● Task instructions: Look through the records and copy each line that has "sker" in it.

::::::::::

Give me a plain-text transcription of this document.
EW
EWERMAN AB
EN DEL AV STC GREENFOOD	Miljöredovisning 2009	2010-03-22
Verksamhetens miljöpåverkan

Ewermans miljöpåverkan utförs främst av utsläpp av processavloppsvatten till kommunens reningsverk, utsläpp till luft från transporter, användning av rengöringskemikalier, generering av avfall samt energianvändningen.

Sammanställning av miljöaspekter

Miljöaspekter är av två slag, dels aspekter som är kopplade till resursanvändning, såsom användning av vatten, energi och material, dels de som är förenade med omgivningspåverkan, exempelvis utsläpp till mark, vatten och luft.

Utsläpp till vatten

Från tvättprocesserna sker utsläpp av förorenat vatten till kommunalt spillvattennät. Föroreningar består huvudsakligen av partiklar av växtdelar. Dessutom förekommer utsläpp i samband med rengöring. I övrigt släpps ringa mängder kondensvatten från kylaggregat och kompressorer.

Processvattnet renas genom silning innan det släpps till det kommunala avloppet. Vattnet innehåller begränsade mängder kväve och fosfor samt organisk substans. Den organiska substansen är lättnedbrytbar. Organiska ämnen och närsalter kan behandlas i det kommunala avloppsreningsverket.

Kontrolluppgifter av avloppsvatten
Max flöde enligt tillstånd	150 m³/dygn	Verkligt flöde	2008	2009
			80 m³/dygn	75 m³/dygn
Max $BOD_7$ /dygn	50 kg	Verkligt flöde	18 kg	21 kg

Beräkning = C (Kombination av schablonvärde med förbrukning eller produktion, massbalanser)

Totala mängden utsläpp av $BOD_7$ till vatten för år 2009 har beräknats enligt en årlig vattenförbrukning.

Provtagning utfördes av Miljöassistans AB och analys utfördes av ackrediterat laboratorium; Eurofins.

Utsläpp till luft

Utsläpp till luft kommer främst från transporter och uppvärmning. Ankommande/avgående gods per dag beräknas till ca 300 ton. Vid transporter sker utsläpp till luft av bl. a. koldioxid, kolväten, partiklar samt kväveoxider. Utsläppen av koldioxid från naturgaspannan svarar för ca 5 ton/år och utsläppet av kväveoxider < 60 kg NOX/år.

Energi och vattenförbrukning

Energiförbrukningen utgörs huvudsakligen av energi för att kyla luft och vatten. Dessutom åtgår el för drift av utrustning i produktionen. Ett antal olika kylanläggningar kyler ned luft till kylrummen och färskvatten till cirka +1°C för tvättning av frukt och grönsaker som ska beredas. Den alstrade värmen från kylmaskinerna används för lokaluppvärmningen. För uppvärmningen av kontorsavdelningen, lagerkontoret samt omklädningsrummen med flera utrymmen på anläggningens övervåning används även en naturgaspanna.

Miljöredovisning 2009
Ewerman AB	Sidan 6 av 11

::::::::::

● Result:
Från tvättprocesserna sker utsläpp av förorenat vatten till kommunalt spillvattennät. Föroreningar består huvudsakligen av partiklar av växtdelar. Dessutom förekommer utsläpp i samband med rengöring. I övrigt släpps ringa mängder kondensvatten från kylaggregat och kompressorer.
Utsläpp till luft kommer främst från transporter och uppvärmning. Ankommande/avgående gods per dag beräknas till ca 300 ton. Vid transporter sker utsläpp till luft av bl. a. koldioxid, kolväten, partiklar samt kväveoxider. Utsläppen av koldioxid från naturgaspannan svarar för ca 5 ton/år och utsläppet av kväveoxider < 60 kg NOX/år.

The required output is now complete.